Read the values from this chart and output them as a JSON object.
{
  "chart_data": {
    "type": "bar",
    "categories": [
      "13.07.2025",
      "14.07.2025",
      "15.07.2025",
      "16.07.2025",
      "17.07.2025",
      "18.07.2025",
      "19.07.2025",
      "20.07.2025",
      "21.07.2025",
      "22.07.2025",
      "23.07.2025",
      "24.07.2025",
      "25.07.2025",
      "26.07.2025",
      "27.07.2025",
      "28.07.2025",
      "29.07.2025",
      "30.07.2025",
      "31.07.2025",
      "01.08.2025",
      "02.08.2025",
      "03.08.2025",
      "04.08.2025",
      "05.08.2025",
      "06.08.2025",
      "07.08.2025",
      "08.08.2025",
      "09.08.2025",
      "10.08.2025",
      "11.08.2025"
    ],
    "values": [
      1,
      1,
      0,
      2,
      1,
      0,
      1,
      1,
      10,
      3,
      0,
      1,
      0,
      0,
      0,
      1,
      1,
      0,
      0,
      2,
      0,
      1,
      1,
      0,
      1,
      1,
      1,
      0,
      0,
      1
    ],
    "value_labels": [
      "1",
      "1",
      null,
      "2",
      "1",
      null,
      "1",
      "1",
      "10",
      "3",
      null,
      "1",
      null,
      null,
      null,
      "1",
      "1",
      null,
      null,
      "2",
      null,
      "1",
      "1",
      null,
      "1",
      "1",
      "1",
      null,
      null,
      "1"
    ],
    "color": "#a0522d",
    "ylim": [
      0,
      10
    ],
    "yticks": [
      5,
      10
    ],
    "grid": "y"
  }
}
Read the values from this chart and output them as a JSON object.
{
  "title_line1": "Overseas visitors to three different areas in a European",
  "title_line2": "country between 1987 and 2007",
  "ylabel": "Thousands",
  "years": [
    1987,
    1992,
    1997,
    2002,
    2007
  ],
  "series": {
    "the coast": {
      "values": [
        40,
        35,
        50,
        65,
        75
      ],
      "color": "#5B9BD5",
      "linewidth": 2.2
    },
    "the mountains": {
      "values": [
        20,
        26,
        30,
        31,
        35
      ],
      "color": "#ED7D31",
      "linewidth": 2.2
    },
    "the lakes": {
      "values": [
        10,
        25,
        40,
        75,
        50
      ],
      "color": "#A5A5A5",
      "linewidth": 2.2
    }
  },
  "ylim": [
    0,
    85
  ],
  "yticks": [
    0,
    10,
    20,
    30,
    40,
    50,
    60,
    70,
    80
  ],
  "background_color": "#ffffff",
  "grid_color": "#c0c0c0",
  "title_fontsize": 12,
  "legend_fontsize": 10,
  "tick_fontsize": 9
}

= = = = =

#### [Short task]
Copy all data exactly, start to finish.

#### [Answer below]
Read the values from this chart and output them as a JSON object.
{
  "chart_data": {
    "type": "bar",
    "categories": [
      "13.07.2025",
      "14.07.2025",
      "15.07.2025",
      "16.07.2025",
      "17.07.2025",
      "18.07.2025",
      "19.07.2025",
      "20.07.2025",
      "21.07.2025",
      "22.07.2025",
      "23.07.2025",
      "24.07.2025",
      "25.07.2025",
      "26.07.2025",
      "27.07.2025",
      "28.07.2025",
      "29.07.2025",
      "30.07.2025",
      "31.07.2025",
      "01.08.2025",
      "02.08.2025",
      "03.08.2025",
      "04.08.2025",
      "05.08.2025",
      "06.08.2025",
      "07.08.2025",
      "08.08.2025",
      "09.08.2025",
      "10.08.2025",
      "11.08.2025"
    ],
    "values": [
      1,
      1,
      0,
      2,
      1,
      0,
      1,
      1,
      10,
      3,
      0,
      1,
      0,
      0,
      0,
      1,
      1,
      0,
      0,
      2,
      0,
      1,
      1,
      0,
      1,
      1,
      1,
      0,
      0,
      1
    ],
    "value_labels": [
      "1",
      "1",
      null,
      "2",
      "1",
      null,
      "1",
      "1",
      "10",
      "3",
      null,
      "1",
      null,
      null,
      null,
      "1",
      "1",
      null,
      null,
      "2",
      null,
      "1",
      "1",
      null,
      "1",
      "1",
      "1",
      null,
      null,
      "1"
    ],
    "color": "#a0522d",
    "ylim": [
      0,
      10
    ],
    "yticks": [
      5,
      10
    ],
    "grid": "y"
  }
}
Read the values from this chart and output them as a JSON object.
{
  "title_line1": "Overseas visitors to three different areas in a European",
  "title_line2": "country between 1987 and 2007",
  "ylabel": "Thousands",
  "years": [
    1987,
    1992,
    1997,
    2002,
    2007
  ],
  "series": {
    "the coast": {
      "values": [
        40,
        35,
        50,
        65,
        75
      ],
      "color": "#5B9BD5",
      "linewidth": 2.2
    },
    "the mountains": {
      "values": [
        20,
        26,
        30,
        31,
        35
      ],
      "color": "#ED7D31",
      "linewidth": 2.2
    },
    "the lakes": {
      "values": [
        10,
        25,
        40,
        75,
        50
      ],
      "color": "#A5A5A5",
      "linewidth": 2.2
    }
  },
  "ylim": [
    0,
    85
  ],
  "yticks": [
    0,
    10,
    20,
    30,
    40,
    50,
    60,
    70,
    80
  ],
  "background_color": "#ffffff",
  "grid_color": "#c0c0c0",
  "title_fontsize": 12,
  "legend_fontsize": 10,
  "tick_fontsize": 9
}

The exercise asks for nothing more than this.